What is needed here is an exact copy of every entry.

>> start RECORDS FOR THE EXERCISE

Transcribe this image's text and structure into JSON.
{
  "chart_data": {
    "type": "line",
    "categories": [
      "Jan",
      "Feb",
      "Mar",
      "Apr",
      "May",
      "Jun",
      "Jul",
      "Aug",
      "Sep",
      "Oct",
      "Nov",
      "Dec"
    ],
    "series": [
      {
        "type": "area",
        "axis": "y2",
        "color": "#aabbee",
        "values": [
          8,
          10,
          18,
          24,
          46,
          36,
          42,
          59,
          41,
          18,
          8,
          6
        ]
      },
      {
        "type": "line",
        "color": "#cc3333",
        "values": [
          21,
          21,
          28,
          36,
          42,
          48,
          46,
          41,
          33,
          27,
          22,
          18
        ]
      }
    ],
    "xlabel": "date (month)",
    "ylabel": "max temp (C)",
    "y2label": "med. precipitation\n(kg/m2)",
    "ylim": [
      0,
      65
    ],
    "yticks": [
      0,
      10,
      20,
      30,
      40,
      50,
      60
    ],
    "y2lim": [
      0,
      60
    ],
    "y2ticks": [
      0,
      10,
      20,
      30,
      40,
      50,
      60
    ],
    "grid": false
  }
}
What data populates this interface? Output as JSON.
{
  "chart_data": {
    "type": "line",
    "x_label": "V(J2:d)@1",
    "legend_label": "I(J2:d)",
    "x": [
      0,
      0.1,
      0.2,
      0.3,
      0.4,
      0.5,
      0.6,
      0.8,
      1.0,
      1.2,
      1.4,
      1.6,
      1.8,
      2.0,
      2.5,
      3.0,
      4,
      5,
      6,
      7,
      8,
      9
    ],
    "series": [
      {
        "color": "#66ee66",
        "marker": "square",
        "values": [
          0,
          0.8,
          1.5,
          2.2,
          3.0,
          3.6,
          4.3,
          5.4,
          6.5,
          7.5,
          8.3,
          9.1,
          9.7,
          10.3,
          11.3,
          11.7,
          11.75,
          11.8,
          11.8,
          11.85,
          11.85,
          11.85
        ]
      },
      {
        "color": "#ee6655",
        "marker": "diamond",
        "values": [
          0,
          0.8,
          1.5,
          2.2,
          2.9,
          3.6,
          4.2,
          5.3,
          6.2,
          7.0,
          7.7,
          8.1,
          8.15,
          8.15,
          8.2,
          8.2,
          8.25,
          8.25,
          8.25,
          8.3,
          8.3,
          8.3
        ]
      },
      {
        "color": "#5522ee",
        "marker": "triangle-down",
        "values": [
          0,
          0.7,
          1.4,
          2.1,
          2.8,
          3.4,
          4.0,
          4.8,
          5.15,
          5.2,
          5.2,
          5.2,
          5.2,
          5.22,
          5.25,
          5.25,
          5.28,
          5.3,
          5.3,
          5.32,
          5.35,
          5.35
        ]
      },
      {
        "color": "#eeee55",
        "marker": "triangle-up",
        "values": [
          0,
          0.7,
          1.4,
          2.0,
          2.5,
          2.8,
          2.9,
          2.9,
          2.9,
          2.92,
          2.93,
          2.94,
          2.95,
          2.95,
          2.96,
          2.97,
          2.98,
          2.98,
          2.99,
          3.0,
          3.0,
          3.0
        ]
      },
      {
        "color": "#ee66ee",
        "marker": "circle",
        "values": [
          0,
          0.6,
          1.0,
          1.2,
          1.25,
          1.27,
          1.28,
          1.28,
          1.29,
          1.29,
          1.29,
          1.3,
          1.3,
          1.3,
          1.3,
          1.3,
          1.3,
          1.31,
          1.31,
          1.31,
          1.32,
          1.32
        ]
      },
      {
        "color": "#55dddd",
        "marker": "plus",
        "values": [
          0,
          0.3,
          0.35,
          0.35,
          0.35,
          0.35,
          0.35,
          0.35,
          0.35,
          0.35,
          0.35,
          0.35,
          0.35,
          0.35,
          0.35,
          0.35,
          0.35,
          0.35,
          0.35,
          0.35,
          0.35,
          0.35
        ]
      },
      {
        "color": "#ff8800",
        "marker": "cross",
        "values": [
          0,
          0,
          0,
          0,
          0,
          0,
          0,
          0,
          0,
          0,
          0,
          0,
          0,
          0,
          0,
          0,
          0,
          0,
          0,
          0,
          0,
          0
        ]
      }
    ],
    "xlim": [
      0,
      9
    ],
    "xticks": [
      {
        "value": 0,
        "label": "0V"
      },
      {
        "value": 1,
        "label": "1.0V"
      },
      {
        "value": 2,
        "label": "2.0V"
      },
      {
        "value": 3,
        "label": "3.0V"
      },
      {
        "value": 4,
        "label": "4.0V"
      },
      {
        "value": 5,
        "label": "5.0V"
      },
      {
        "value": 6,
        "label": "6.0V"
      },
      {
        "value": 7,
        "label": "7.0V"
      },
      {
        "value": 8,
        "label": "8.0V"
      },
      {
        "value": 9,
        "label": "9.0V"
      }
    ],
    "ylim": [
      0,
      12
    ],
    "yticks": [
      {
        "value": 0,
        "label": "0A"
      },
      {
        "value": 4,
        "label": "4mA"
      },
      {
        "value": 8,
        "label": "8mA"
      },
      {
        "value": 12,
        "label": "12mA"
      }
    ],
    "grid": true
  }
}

>> end RECORDS FOR THE EXERCISE

[REPLY]
Transcribe this image's text and structure into JSON.
{
  "chart_data": {
    "type": "line",
    "categories": [
      "Jan",
      "Feb",
      "Mar",
      "Apr",
      "May",
      "Jun",
      "Jul",
      "Aug",
      "Sep",
      "Oct",
      "Nov",
      "Dec"
    ],
    "series": [
      {
        "type": "area",
        "axis": "y2",
        "color": "#aabbee",
        "values": [
          8,
          10,
          18,
          24,
          46,
          36,
          42,
          59,
          41,
          18,
          8,
          6
        ]
      },
      {
        "type": "line",
        "color": "#cc3333",
        "values": [
          21,
          21,
          28,
          36,
          42,
          48,
          46,
          41,
          33,
          27,
          22,
          18
        ]
      }
    ],
    "xlabel": "date (month)",
    "ylabel": "max temp (C)",
    "y2label": "med. precipitation\n(kg/m2)",
    "ylim": [
      0,
      65
    ],
    "yticks": [
      0,
      10,
      20,
      30,
      40,
      50,
      60
    ],
    "y2lim": [
      0,
      60
    ],
    "y2ticks": [
      0,
      10,
      20,
      30,
      40,
      50,
      60
    ],
    "grid": false
  }
}
What data populates this interface? Output as JSON.
{
  "chart_data": {
    "type": "line",
    "x_label": "V(J2:d)@1",
    "legend_label": "I(J2:d)",
    "x": [
      0,
      0.1,
      0.2,
      0.3,
      0.4,
      0.5,
      0.6,
      0.8,
      1.0,
      1.2,
      1.4,
      1.6,
      1.8,
      2.0,
      2.5,
      3.0,
      4,
      5,
      6,
      7,
      8,
      9
    ],
    "series": [
      {
        "color": "#66ee66",
        "marker": "square",
        "values": [
          0,
          0.8,
          1.5,
          2.2,
          3.0,
          3.6,
          4.3,
          5.4,
          6.5,
          7.5,
          8.3,
          9.1,
          9.7,
          10.3,
          11.3,
          11.7,
          11.75,
          11.8,
          11.8,
          11.85,
          11.85,
          11.85
        ]
      },
      {
        "color": "#ee6655",
        "marker": "diamond",
        "values": [
          0,
          0.8,
          1.5,
          2.2,
          2.9,
          3.6,
          4.2,
          5.3,
          6.2,
          7.0,
          7.7,
          8.1,
          8.15,
          8.15,
          8.2,
          8.2,
          8.25,
          8.25,
          8.25,
          8.3,
          8.3,
          8.3
        ]
      },
      {
        "color": "#5522ee",
        "marker": "triangle-down",
        "values": [
          0,
          0.7,
          1.4,
          2.1,
          2.8,
          3.4,
          4.0,
          4.8,
          5.15,
          5.2,
          5.2,
          5.2,
          5.2,
          5.22,
          5.25,
          5.25,
          5.28,
          5.3,
          5.3,
          5.32,
          5.35,
          5.35
        ]
      },
      {
        "color": "#eeee55",
        "marker": "triangle-up",
        "values": [
          0,
          0.7,
          1.4,
          2.0,
          2.5,
          2.8,
          2.9,
          2.9,
          2.9,
          2.92,
          2.93,
          2.94,
          2.95,
          2.95,
          2.96,
          2.97,
          2.98,
          2.98,
          2.99,
          3.0,
          3.0,
          3.0
        ]
      },
      {
        "color": "#ee66ee",
        "marker": "circle",
        "values": [
          0,
          0.6,
          1.0,
          1.2,
          1.25,
          1.27,
          1.28,
          1.28,
          1.29,
          1.29,
          1.29,
          1.3,
          1.3,
          1.3,
          1.3,
          1.3,
          1.3,
          1.31,
          1.31,
          1.31,
          1.32,
          1.32
        ]
      },
      {
        "color": "#55dddd",
        "marker": "plus",
        "values": [
          0,
          0.3,
          0.35,
          0.35,
          0.35,
          0.35,
          0.35,
          0.35,
          0.35,
          0.35,
          0.35,
          0.35,
          0.35,
          0.35,
          0.35,
          0.35,
          0.35,
          0.35,
          0.35,
          0.35,
          0.35,
          0.35
        ]
      },
      {
        "color": "#ff8800",
        "marker": "cross",
        "values": [
          0,
          0,
          0,
          0,
          0,
          0,
          0,
          0,
          0,
          0,
          0,
          0,
          0,
          0,
          0,
          0,
          0,
          0,
          0,
          0,
          0,
          0
        ]
      }
    ],
    "xlim": [
      0,
      9
    ],
    "xticks": [
      {
        "value": 0,
        "label": "0V"
      },
      {
        "value": 1,
        "label": "1.0V"
      },
      {
        "value": 2,
        "label": "2.0V"
      },
      {
        "value": 3,
        "label": "3.0V"
      },
      {
        "value": 4,
        "label": "4.0V"
      },
      {
        "value": 5,
        "label": "5.0V"
      },
      {
        "value": 6,
        "label": "6.0V"
      },
      {
        "value": 7,
        "label": "7.0V"
      },
      {
        "value": 8,
        "label": "8.0V"
      },
      {
        "value": 9,
        "label": "9.0V"
      }
    ],
    "ylim": [
      0,
      12
    ],
    "yticks": [
      {
        "value": 0,
        "label": "0A"
      },
      {
        "value": 4,
        "label": "4mA"
      },
      {
        "value": 8,
        "label": "8mA"
      },
      {
        "value": 12,
        "label": "12mA"
      }
    ],
    "grid": true
  }
}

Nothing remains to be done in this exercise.